** start Extracted entries **

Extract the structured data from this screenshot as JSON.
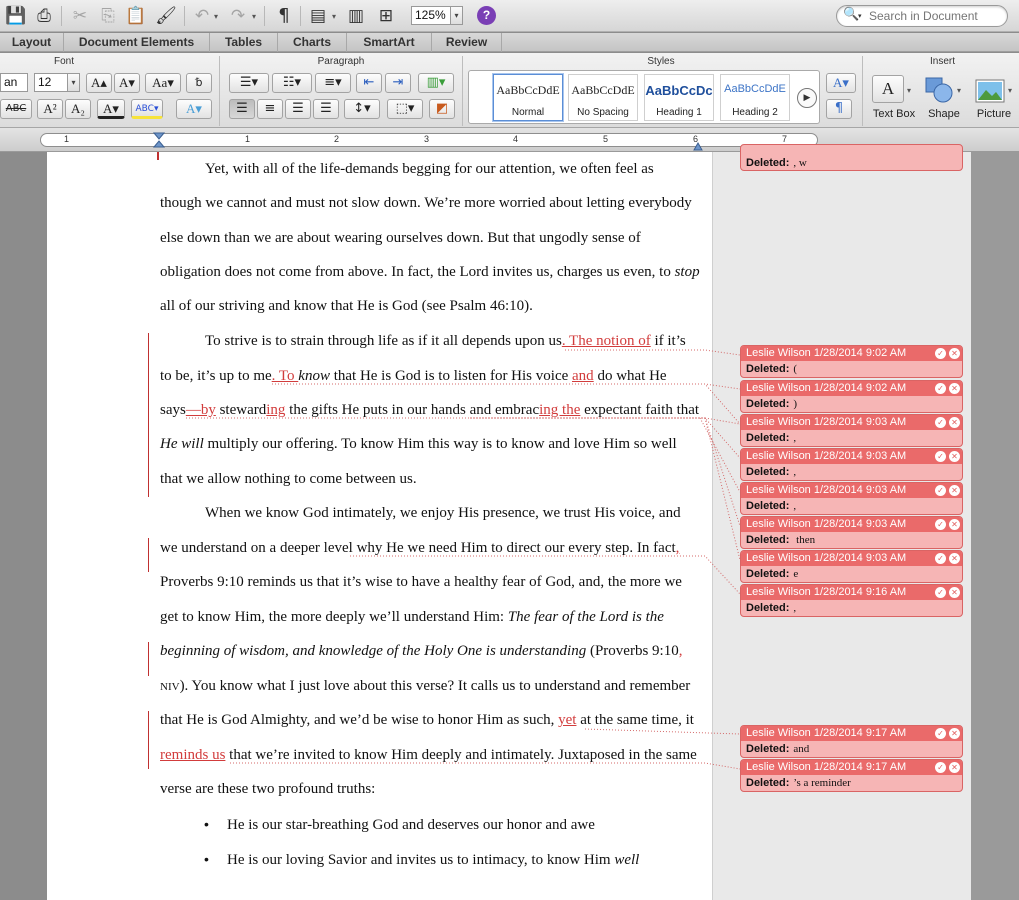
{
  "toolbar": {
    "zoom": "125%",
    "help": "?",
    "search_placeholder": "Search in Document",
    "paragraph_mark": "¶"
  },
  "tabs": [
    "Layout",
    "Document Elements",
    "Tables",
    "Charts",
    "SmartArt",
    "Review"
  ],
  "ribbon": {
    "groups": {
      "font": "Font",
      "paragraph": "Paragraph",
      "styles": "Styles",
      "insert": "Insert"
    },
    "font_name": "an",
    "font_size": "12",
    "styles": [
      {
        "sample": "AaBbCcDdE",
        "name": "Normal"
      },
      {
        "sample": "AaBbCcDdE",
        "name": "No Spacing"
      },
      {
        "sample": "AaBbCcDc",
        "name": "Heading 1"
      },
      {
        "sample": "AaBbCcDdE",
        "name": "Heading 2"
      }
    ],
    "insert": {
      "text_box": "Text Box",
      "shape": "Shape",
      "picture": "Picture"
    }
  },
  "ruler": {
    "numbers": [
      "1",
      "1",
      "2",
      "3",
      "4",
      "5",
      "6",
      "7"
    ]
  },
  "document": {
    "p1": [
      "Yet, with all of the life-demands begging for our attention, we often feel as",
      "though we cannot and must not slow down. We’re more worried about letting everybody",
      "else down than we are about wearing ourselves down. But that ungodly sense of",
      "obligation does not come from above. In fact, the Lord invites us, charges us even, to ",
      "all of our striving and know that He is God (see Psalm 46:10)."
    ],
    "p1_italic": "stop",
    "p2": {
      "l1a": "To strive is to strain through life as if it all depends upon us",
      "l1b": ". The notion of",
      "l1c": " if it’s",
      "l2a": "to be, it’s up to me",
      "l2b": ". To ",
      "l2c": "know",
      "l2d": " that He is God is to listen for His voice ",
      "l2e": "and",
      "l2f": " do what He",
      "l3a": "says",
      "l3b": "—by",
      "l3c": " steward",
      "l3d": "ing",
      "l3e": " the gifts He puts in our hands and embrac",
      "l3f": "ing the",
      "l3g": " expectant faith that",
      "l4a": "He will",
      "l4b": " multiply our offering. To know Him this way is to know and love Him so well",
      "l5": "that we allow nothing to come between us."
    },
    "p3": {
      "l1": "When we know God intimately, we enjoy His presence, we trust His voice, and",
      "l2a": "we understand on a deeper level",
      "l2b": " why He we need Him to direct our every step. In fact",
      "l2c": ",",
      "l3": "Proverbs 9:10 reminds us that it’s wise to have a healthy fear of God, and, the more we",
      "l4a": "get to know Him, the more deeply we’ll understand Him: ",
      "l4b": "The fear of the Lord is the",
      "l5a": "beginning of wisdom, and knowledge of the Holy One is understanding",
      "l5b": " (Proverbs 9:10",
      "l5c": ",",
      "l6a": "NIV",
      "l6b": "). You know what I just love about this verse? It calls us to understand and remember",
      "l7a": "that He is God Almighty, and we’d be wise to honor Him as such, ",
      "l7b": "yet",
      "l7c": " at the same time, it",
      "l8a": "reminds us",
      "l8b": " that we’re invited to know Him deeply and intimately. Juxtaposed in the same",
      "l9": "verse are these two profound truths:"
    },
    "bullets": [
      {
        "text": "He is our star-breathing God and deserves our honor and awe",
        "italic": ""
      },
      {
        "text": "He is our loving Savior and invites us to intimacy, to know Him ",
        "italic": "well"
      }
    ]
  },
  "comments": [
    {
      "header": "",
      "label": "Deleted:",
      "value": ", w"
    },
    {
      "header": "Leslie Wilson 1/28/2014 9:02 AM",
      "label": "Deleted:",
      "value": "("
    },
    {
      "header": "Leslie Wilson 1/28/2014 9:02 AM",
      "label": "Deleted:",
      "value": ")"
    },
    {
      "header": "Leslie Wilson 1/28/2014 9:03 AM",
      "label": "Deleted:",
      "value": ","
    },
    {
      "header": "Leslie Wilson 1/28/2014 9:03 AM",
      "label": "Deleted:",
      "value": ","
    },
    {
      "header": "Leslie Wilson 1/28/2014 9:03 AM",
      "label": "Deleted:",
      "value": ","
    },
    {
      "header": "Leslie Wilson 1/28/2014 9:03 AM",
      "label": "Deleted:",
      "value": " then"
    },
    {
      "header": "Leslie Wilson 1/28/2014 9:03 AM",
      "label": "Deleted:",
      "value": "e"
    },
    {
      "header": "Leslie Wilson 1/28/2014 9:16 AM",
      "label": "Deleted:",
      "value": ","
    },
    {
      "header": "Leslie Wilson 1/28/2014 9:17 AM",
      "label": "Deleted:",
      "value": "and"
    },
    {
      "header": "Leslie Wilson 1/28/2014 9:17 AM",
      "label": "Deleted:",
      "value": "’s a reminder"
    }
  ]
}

** end Extracted entries **

▸ Work instructions:
Tally how many lines in the material above hold the word "come". Write only that number.

▸ Answer to the problem:
2